» Brief:
Return the full listing exactly as it is written.

━━━━━━━━━━━━━━━━━━━━━━━━━━━━━━

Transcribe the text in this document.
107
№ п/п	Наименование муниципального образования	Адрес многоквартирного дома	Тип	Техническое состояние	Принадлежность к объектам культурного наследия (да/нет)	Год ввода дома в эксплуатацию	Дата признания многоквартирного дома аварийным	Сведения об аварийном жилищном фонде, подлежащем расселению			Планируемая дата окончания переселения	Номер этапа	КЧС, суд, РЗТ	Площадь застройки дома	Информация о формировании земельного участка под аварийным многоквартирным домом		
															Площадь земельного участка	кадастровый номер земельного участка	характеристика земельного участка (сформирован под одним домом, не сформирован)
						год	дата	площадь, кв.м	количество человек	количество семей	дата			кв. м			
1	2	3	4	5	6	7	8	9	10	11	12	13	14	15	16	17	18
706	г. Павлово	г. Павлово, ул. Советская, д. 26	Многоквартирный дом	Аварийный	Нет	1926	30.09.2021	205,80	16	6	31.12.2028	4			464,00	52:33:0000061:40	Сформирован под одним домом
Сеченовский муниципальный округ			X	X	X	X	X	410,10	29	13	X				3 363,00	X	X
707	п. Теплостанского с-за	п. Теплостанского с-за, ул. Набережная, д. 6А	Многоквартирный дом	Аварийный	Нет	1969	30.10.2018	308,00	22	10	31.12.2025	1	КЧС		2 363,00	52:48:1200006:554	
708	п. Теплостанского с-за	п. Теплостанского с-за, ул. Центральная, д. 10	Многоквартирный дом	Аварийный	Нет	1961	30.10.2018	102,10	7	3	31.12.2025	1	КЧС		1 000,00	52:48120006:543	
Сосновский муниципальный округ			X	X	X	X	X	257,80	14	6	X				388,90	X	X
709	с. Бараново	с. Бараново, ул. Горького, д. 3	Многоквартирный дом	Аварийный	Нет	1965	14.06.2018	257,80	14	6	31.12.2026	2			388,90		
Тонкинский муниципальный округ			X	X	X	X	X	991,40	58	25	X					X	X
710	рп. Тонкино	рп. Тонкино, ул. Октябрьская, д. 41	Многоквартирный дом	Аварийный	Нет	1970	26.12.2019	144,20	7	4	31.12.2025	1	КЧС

━━━━━━━━━━━━━━━━━━━━━━━━━━━━━━

» Full response:
Transcribe the text in this document.
107
№ п/п	Наименование муниципального образования	Адрес многоквартирного дома	Тип	Техническое состояние	Принадлежность к объектам культурного наследия (да/нет)	Год ввода дома в эксплуатацию	Дата признания многоквартирного дома аварийным	Сведения об аварийном жилищном фонде, подлежащем расселению			Планируемая дата окончания переселения	Номер этапа	КЧС, суд, РЗТ	Площадь застройки дома	Информация о формировании земельного участка под аварийным многоквартирным домом		
															Площадь земельного участка	кадастровый номер земельного участка	характеристика земельного участка (сформирован под одним домом, не сформирован)
						год	дата	площадь, кв.м	количество человек	количество семей	дата			кв. м			
1	2	3	4	5	6	7	8	9	10	11	12	13	14	15	16	17	18
706	г. Павлово	г. Павлово, ул. Советская, д. 26	Многоквартирный дом	Аварийный	Нет	1926	30.09.2021	205,80	16	6	31.12.2028	4			464,00	52:33:0000061:40	Сформирован под одним домом
Сеченовский муниципальный округ			X	X	X	X	X	410,10	29	13	X				3 363,00	X	X
707	п. Теплостанского с-за	п. Теплостанского с-за, ул. Набережная, д. 6А	Многоквартирный дом	Аварийный	Нет	1969	30.10.2018	308,00	22	10	31.12.2025	1	КЧС		2 363,00	52:48:1200006:554	
708	п. Теплостанского с-за	п. Теплостанского с-за, ул. Центральная, д. 10	Многоквартирный дом	Аварийный	Нет	1961	30.10.2018	102,10	7	3	31.12.2025	1	КЧС		1 000,00	52:48120006:543	
Сосновский муниципальный округ			X	X	X	X	X	257,80	14	6	X				388,90	X	X
709	с. Бараново	с. Бараново, ул. Горького, д. 3	Многоквартирный дом	Аварийный	Нет	1965	14.06.2018	257,80	14	6	31.12.2026	2			388,90		
Тонкинский муниципальный округ			X	X	X	X	X	991,40	58	25	X					X	X
710	рп. Тонкино	рп. Тонкино, ул. Октябрьская, д. 41	Многоквартирный дом	Аварийный	Нет	1970	26.12.2019	144,20	7	4	31.12.2025	1	КЧС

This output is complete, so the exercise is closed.